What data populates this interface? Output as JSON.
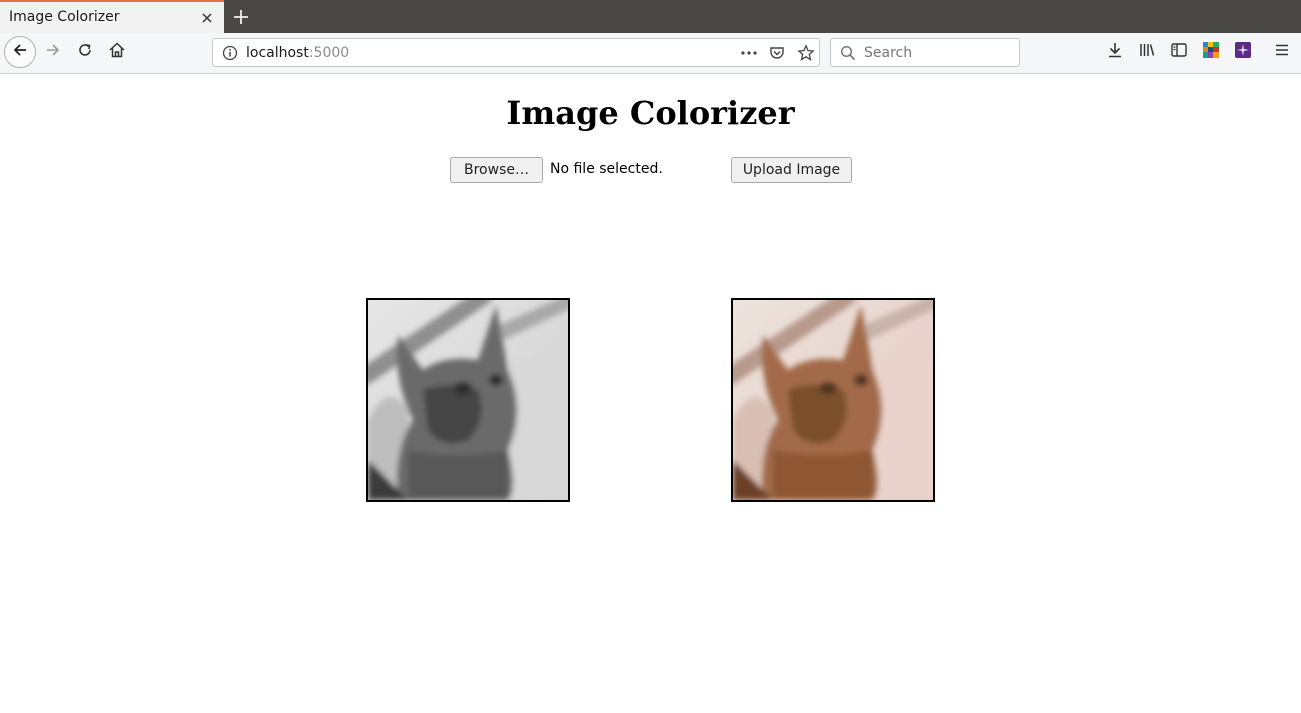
{
  "browser": {
    "tab_title": "Image Colorizer",
    "url_host": "localhost",
    "url_port": ":5000",
    "search_placeholder": "Search",
    "icons": [
      "back-icon",
      "forward-icon",
      "reload-icon",
      "home-icon",
      "site-info-icon",
      "page-actions-icon",
      "pocket-icon",
      "bookmark-star-icon",
      "search-icon",
      "download-icon",
      "library-icon",
      "sidebar-icon",
      "extension-icon",
      "extension-icon-2",
      "menu-icon",
      "close-icon",
      "new-tab-icon"
    ]
  },
  "page": {
    "title": "Image Colorizer",
    "browse_label": "Browse…",
    "file_status": "No file selected.",
    "upload_label": "Upload Image"
  },
  "images": {
    "grayscale": "grayscale-cat-image",
    "colorized": "colorized-cat-image"
  }
}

● **What you need to do**: Only a number is wanted: how many lines of the material include the word "Colorizer".

● **Task result**: 2